(STATED EXERCISE):
Copy the entries from the line containing "toc-entry-page: 16 xyxy=(685,412,698,424)" through the line containing "toc-entry-number: 4.5.2 xyxy=(49,652,74,664)", both included, reproducing each line character for character.

[Element position data]
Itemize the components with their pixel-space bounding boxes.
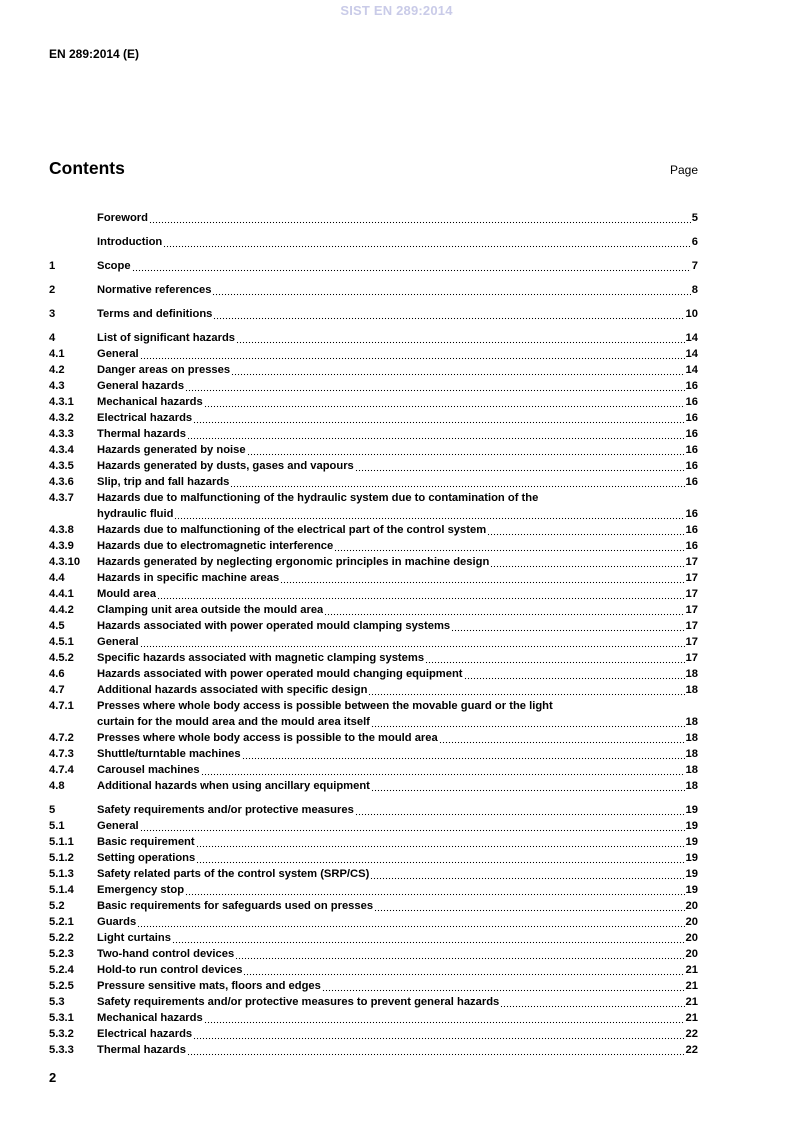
toc-entry-page: 16 xyxy=(685,412,698,424)
toc-entry[interactable] xyxy=(49,802,698,818)
toc-entry-page: 21 xyxy=(685,964,698,976)
toc-entry[interactable] xyxy=(49,602,698,618)
toc-entry-number: 4.5.2 xyxy=(49,652,74,664)
toc-entry-title: Presses where whole body access is possible between the movable guard or the light xyxy=(97,700,553,712)
toc-entry-number: 5.3 xyxy=(49,996,65,1008)
toc-entry[interactable] xyxy=(49,634,698,650)
toc-entry[interactable] xyxy=(49,618,698,634)
toc-entry[interactable] xyxy=(49,346,698,362)
toc-entry-number: 4.3.4 xyxy=(49,444,74,456)
toc-entry[interactable] xyxy=(49,1010,698,1026)
toc-entry-title: Electrical hazards xyxy=(97,412,193,424)
dot-leader xyxy=(149,210,691,226)
toc-entry-page: 14 xyxy=(685,348,698,360)
dot-leader xyxy=(371,778,685,794)
dot-leader xyxy=(490,554,684,570)
toc-entry-title: Hazards due to malfunctioning of the hydraulic system due to contamination of the xyxy=(97,492,539,504)
dot-leader xyxy=(247,442,685,458)
toc-entry-title: Clamping unit area outside the mould area xyxy=(97,604,324,616)
dot-leader xyxy=(231,362,684,378)
dot-leader xyxy=(185,378,684,394)
toc-entry-page: 10 xyxy=(685,308,698,320)
toc-entry-number: 5.2.4 xyxy=(49,964,74,976)
toc-entry[interactable] xyxy=(49,866,698,882)
toc-entry-number: 5.1.4 xyxy=(49,884,74,896)
watermark: SIST EN 289:2014 xyxy=(340,3,453,18)
toc-entry-page: 16 xyxy=(685,428,698,440)
dot-leader xyxy=(193,410,684,426)
toc-entry-page: 20 xyxy=(685,948,698,960)
toc-entry-page: 14 xyxy=(685,364,698,376)
toc-entry[interactable] xyxy=(49,978,698,994)
toc-entry[interactable] xyxy=(49,850,698,866)
toc-entry-number: 4.3 xyxy=(49,380,65,392)
toc-entry[interactable] xyxy=(49,234,698,250)
toc-entry-page: 7 xyxy=(691,260,698,272)
toc-entry-page: 19 xyxy=(685,852,698,864)
dot-leader xyxy=(201,762,685,778)
dot-leader xyxy=(204,394,685,410)
page-column-label: Page xyxy=(669,163,698,177)
dot-leader xyxy=(132,258,691,274)
toc-entry-title-continued: hydraulic fluid xyxy=(97,508,174,520)
toc-entry[interactable] xyxy=(49,1026,698,1042)
toc-entry[interactable] xyxy=(49,730,698,746)
dot-leader xyxy=(425,650,685,666)
toc-entry-number: 5.1.1 xyxy=(49,836,74,848)
toc-entry-page: 5 xyxy=(691,212,698,224)
toc-entry-title: Guards xyxy=(97,916,137,928)
toc-entry-page: 19 xyxy=(685,820,698,832)
toc-entry-page: 8 xyxy=(691,284,698,296)
dot-leader xyxy=(439,730,685,746)
toc-entry-title: Normative references xyxy=(97,284,212,296)
dot-leader xyxy=(187,1042,685,1058)
toc-entry-title: Emergency stop xyxy=(97,884,185,896)
dot-leader xyxy=(374,898,684,914)
toc-entry-title: General hazards xyxy=(97,380,185,392)
toc-entry-number: 5.3.1 xyxy=(49,1012,74,1024)
toc-entry[interactable] xyxy=(49,378,698,394)
toc-entry-number: 4.3.2 xyxy=(49,412,74,424)
toc-entry-title: Thermal hazards xyxy=(97,1044,186,1056)
toc-entry-page: 18 xyxy=(685,764,698,776)
toc-entry[interactable] xyxy=(49,746,698,762)
toc-entry-title: Hazards due to malfunctioning of the electrical part of the control system xyxy=(97,524,487,536)
toc-entry-title: Hazards associated with power operated mould changing equipment xyxy=(97,668,463,680)
toc-entry-page: 17 xyxy=(685,604,698,616)
toc-entry-title: Safety requirements and/or protective measures xyxy=(97,804,354,816)
toc-entry[interactable] xyxy=(49,426,698,442)
toc-entry-number: 4.5 xyxy=(49,620,65,632)
toc-entry[interactable] xyxy=(49,410,698,426)
dot-leader xyxy=(487,522,684,538)
toc-entry[interactable] xyxy=(49,882,698,898)
toc-entry-title: Pressure sensitive mats, floors and edges xyxy=(97,980,321,992)
toc-entry-page: 17 xyxy=(685,652,698,664)
toc-entry-number: 4.7.4 xyxy=(49,764,74,776)
toc-entry-number: 4.5.1 xyxy=(49,636,74,648)
toc-entry[interactable] xyxy=(49,778,698,794)
dot-leader xyxy=(212,282,690,298)
toc-entry[interactable] xyxy=(49,258,698,274)
toc-entry[interactable] xyxy=(49,914,698,930)
dot-leader xyxy=(140,818,685,834)
toc-entry-title: Shuttle/turntable machines xyxy=(97,748,241,760)
toc-entry-number: 2 xyxy=(49,284,56,296)
toc-entry-title: List of significant hazards xyxy=(97,332,235,344)
toc-entry-page: 18 xyxy=(685,748,698,760)
toc-entry-page: 21 xyxy=(685,996,698,1008)
toc-entry[interactable] xyxy=(49,962,698,978)
dot-leader xyxy=(140,634,685,650)
toc-entry-title: Presses where whole body access is possible to the mould area xyxy=(97,732,438,744)
dot-leader xyxy=(193,1026,684,1042)
toc-entry-page: 22 xyxy=(685,1044,698,1056)
toc-entry-number: 4.3.8 xyxy=(49,524,74,536)
toc-entry-page: 17 xyxy=(685,572,698,584)
toc-entry[interactable] xyxy=(49,554,698,570)
toc-entry-title: Thermal hazards xyxy=(97,428,186,440)
toc-entry-page: 19 xyxy=(685,836,698,848)
toc-entry-number: 4.3.1 xyxy=(49,396,74,408)
toc-entry[interactable] xyxy=(49,994,698,1010)
toc-entry-number: 4.2 xyxy=(49,364,65,376)
dot-leader xyxy=(140,346,685,362)
toc-entry-page: 16 xyxy=(685,540,698,552)
dot-leader xyxy=(355,458,685,474)
toc-entry-number: 4.1 xyxy=(49,348,65,360)
toc-entry-title: Basic requirement xyxy=(97,836,195,848)
toc-entry-title: Introduction xyxy=(97,236,163,248)
toc-entry-title: Safety related parts of the control system (SRP/CS) xyxy=(97,868,370,880)
dot-leader xyxy=(172,930,685,946)
toc-entry-page: 20 xyxy=(685,900,698,912)
dot-leader xyxy=(355,802,685,818)
toc-entry-number: 4.7 xyxy=(49,684,65,696)
toc-entry-title: Mechanical hazards xyxy=(97,396,203,408)
toc-entry-number: 5.2.3 xyxy=(49,948,74,960)
toc-entry-title: Specific hazards associated with magnetic clamping systems xyxy=(97,652,425,664)
toc-entry-number: 4.8 xyxy=(49,780,65,792)
toc-entry-title: Hold-to run control devices xyxy=(97,964,243,976)
toc-entry-number: 5.3.3 xyxy=(49,1044,74,1056)
toc-entry-continuation[interactable] xyxy=(49,714,698,730)
toc-entry-number: 4.3.6 xyxy=(49,476,74,488)
toc-entry[interactable] xyxy=(49,898,698,914)
toc-entry-page: 18 xyxy=(685,780,698,792)
toc-entry-page: 16 xyxy=(685,508,698,520)
dot-leader xyxy=(324,602,684,618)
dot-leader xyxy=(137,914,684,930)
toc-entry-title: Terms and definitions xyxy=(97,308,213,320)
table-of-contents xyxy=(49,202,698,1058)
toc-entry[interactable] xyxy=(49,306,698,322)
toc-entry[interactable] xyxy=(49,522,698,538)
toc-entry-title: General xyxy=(97,348,139,360)
toc-entry-title: Electrical hazards xyxy=(97,1028,193,1040)
toc-entry[interactable] xyxy=(49,1042,698,1058)
toc-entry[interactable] xyxy=(49,362,698,378)
toc-entry[interactable] xyxy=(49,650,698,666)
toc-entry-page: 16 xyxy=(685,476,698,488)
toc-entry-page: 18 xyxy=(685,684,698,696)
page-number: 2 xyxy=(49,1070,57,1085)
toc-entry[interactable] xyxy=(49,834,698,850)
toc-entry-title: Hazards generated by neglecting ergonomic principles in machine design xyxy=(97,556,490,568)
toc-entry-number: 4.3.7 xyxy=(49,492,74,504)
toc-entry[interactable] xyxy=(49,538,698,554)
toc-entry[interactable] xyxy=(49,474,698,490)
toc-entry-title: Slip, trip and fall hazards xyxy=(97,476,230,488)
toc-entry-number: 5.2.5 xyxy=(49,980,74,992)
dot-leader xyxy=(187,426,685,442)
toc-entry-number: 5.1.3 xyxy=(49,868,74,880)
dot-leader xyxy=(322,978,685,994)
toc-entry-title: Additional hazards associated with specific design xyxy=(97,684,368,696)
toc-entry-page: 20 xyxy=(685,916,698,928)
toc-entry-title: Safety requirements and/or protective measures to prevent general hazards xyxy=(97,996,500,1008)
dot-leader xyxy=(174,506,684,522)
toc-entry[interactable] xyxy=(49,490,698,506)
toc-entry-number: 4.4 xyxy=(49,572,65,584)
toc-entry-number: 4.4.2 xyxy=(49,604,74,616)
dot-leader xyxy=(242,746,685,762)
toc-entry-page: 19 xyxy=(685,884,698,896)
toc-entry-number: 4.3.3 xyxy=(49,428,74,440)
contents-title: Contents xyxy=(49,158,125,178)
toc-entry-page: 17 xyxy=(685,620,698,632)
toc-entry-title: Two-hand control devices xyxy=(97,948,235,960)
toc-entry-page: 18 xyxy=(685,668,698,680)
toc-entry-continuation[interactable] xyxy=(49,506,698,522)
dot-leader xyxy=(371,714,685,730)
toc-entry-number: 4.7.3 xyxy=(49,748,74,760)
toc-entry[interactable] xyxy=(49,458,698,474)
document-id: EN 289:2014 (E) xyxy=(49,47,140,61)
toc-entry-page: 17 xyxy=(685,588,698,600)
toc-entry-page: 18 xyxy=(685,716,698,728)
dot-leader xyxy=(196,850,684,866)
toc-entry[interactable] xyxy=(49,282,698,298)
toc-entry-title: Hazards generated by dusts, gases and vapours xyxy=(97,460,354,472)
toc-entry-page: 21 xyxy=(685,1012,698,1024)
dot-leader xyxy=(370,866,684,882)
toc-entry-page: 19 xyxy=(685,804,698,816)
toc-entry-title: Danger areas on presses xyxy=(97,364,231,376)
toc-entry-page: 20 xyxy=(685,932,698,944)
dot-leader xyxy=(213,306,684,322)
toc-entry[interactable] xyxy=(49,818,698,834)
toc-entry-page: 16 xyxy=(685,380,698,392)
dot-leader xyxy=(230,474,684,490)
dot-leader xyxy=(204,1010,685,1026)
toc-entry-number: 4 xyxy=(49,332,56,344)
toc-entry-title: Additional hazards when using ancillary equipment xyxy=(97,780,370,792)
toc-entry[interactable] xyxy=(49,698,698,714)
toc-entry-number: 3 xyxy=(49,308,56,320)
toc-entry[interactable] xyxy=(49,330,698,346)
toc-entry[interactable] xyxy=(49,946,698,962)
toc-entry-title: Scope xyxy=(97,260,131,272)
toc-entry-page: 16 xyxy=(685,524,698,536)
toc-entry-number: 5.3.2 xyxy=(49,1028,74,1040)
toc-entry[interactable] xyxy=(49,442,698,458)
toc-entry[interactable] xyxy=(49,666,698,682)
toc-entry[interactable] xyxy=(49,586,698,602)
toc-entry-title: Hazards associated with power operated mould clamping systems xyxy=(97,620,451,632)
toc-entry-number: 5.1.2 xyxy=(49,852,74,864)
toc-entry-title: Hazards in specific machine areas xyxy=(97,572,280,584)
toc-entry[interactable] xyxy=(49,682,698,698)
toc-entry-title: Mould area xyxy=(97,588,157,600)
toc-entry-title: General xyxy=(97,636,139,648)
toc-entry-number: 4.6 xyxy=(49,668,65,680)
toc-entry-title-continued: curtain for the mould area and the mould area itself xyxy=(97,716,370,728)
toc-entry-title: Setting operations xyxy=(97,852,196,864)
dot-leader xyxy=(464,666,685,682)
toc-entry-page: 16 xyxy=(685,460,698,472)
toc-entry-page: 16 xyxy=(685,396,698,408)
toc-entry[interactable] xyxy=(49,762,698,778)
toc-entry-number: 5.1 xyxy=(49,820,65,832)
toc-entry[interactable] xyxy=(49,394,698,410)
toc-entry-title: Hazards generated by noise xyxy=(97,444,246,456)
dot-leader xyxy=(157,586,684,602)
toc-entry-title: General xyxy=(97,820,139,832)
dot-leader xyxy=(235,946,684,962)
toc-entry-number: 4.3.5 xyxy=(49,460,74,472)
toc-entry-title: Hazards due to electromagnetic interference xyxy=(97,540,334,552)
toc-entry-page: 21 xyxy=(685,980,698,992)
toc-entry-title: Mechanical hazards xyxy=(97,1012,203,1024)
toc-entry-page: 6 xyxy=(691,236,698,248)
dot-leader xyxy=(196,834,685,850)
toc-entry-title: Basic requirements for safeguards used on presses xyxy=(97,900,374,912)
toc-entry-title: Light curtains xyxy=(97,932,171,944)
toc-entry-number: 4.4.1 xyxy=(49,588,74,600)
toc-entry-number: 4.7.1 xyxy=(49,700,74,712)
toc-entry[interactable] xyxy=(49,570,698,586)
toc-entry-number: 5.2.2 xyxy=(49,932,74,944)
toc-entry-page: 19 xyxy=(685,868,698,880)
toc-entry-title: Carousel machines xyxy=(97,764,200,776)
dot-leader xyxy=(280,570,684,586)
toc-entry-page: 14 xyxy=(685,332,698,344)
dot-leader xyxy=(500,994,684,1010)
toc-entry-page: 16 xyxy=(685,444,698,456)
dot-leader xyxy=(334,538,684,554)
dot-leader xyxy=(236,330,685,346)
toc-entry-number: 5 xyxy=(49,804,56,816)
toc-entry-number: 4.7.2 xyxy=(49,732,74,744)
toc-entry-page: 18 xyxy=(685,732,698,744)
toc-entry-number: 4.3.9 xyxy=(49,540,74,552)
toc-entry-page: 17 xyxy=(685,556,698,568)
toc-entry-number: 1 xyxy=(49,260,56,272)
dot-leader xyxy=(451,618,684,634)
toc-entry[interactable] xyxy=(49,930,698,946)
toc-entry-page: 22 xyxy=(685,1028,698,1040)
toc-entry-page: 17 xyxy=(685,636,698,648)
dot-leader xyxy=(243,962,684,978)
dot-leader xyxy=(368,682,684,698)
dot-leader xyxy=(185,882,685,898)
toc-entry-number: 5.2.1 xyxy=(49,916,74,928)
toc-entry-title: Foreword xyxy=(97,212,148,224)
dot-leader xyxy=(163,234,691,250)
toc-entry[interactable] xyxy=(49,210,698,226)
toc-entry-number: 4.3.10 xyxy=(49,556,81,568)
toc-entry-number: 5.2 xyxy=(49,900,65,912)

(SOLUTION):
toc-entry-page: 16 xyxy=(685,412,698,424)
toc-entry[interactable] xyxy=(49,802,698,818)
toc-entry-page: 21 xyxy=(685,964,698,976)
toc-entry[interactable] xyxy=(49,602,698,618)
toc-entry-number: 4.5.2 xyxy=(49,652,74,664)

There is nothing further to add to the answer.